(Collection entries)
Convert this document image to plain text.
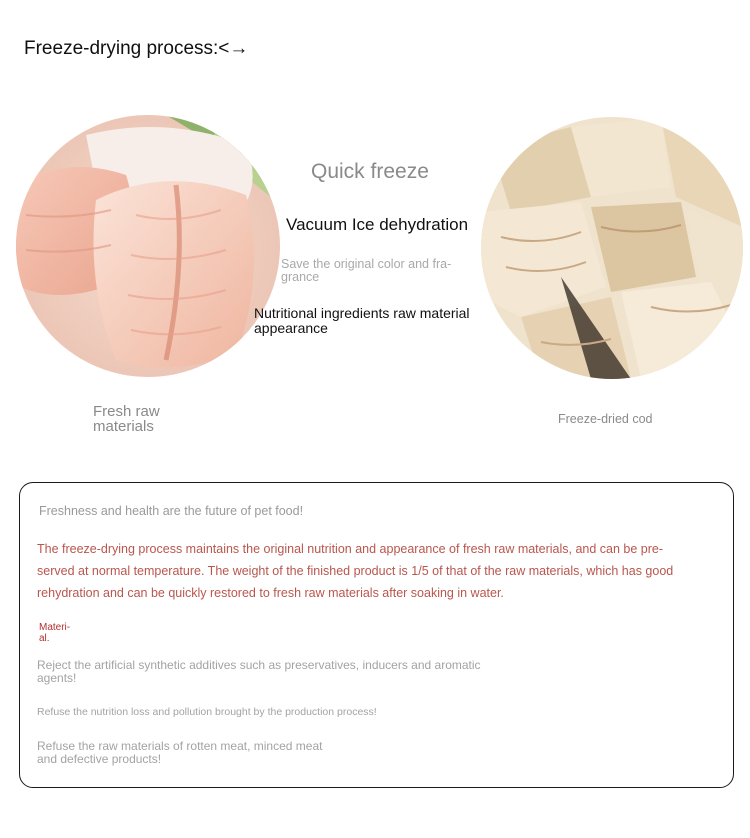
Freeze-drying process:<→
Quick freeze
Vacuum Ice dehydration
Save the original color and fra- grance
Nutritional ingredients raw material appearance
Fresh raw materials	Freeze-dried cod
Freshness and health are the future of pet food!
The freeze-drying process maintains the original nutrition and appearance of fresh raw materials, and can be pre- served at normal temperature. The weight of the finished product is 1/5 of that of the raw materials, which has good rehydration and can be quickly restored to fresh raw materials after soaking in water.
Materi- al.
Reject the artificial synthetic additives such as preservatives, inducers and aromatic agents!
Refuse the nutrition loss and pollution brought by the production process!
Refuse the raw materials of rotten meat, minced meat and defective products!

§ **What this task involves**
Without the pictures, print the records in full, exactly as they appear.

§ **Solution to this problem**
Convert this document image to plain text.
Freeze-drying process:<→
Quick freeze
Vacuum Ice dehydration
Save the original color and fra- grance
Nutritional ingredients raw material appearance
Fresh raw materials	Freeze-dried cod
Freshness and health are the future of pet food!
The freeze-drying process maintains the original nutrition and appearance of fresh raw materials, and can be pre- served at normal temperature. The weight of the finished product is 1/5 of that of the raw materials, which has good rehydration and can be quickly restored to fresh raw materials after soaking in water.
Materi- al.
Reject the artificial synthetic additives such as preservatives, inducers and aromatic agents!
Refuse the nutrition loss and pollution brought by the production process!
Refuse the raw materials of rotten meat, minced meat and defective products!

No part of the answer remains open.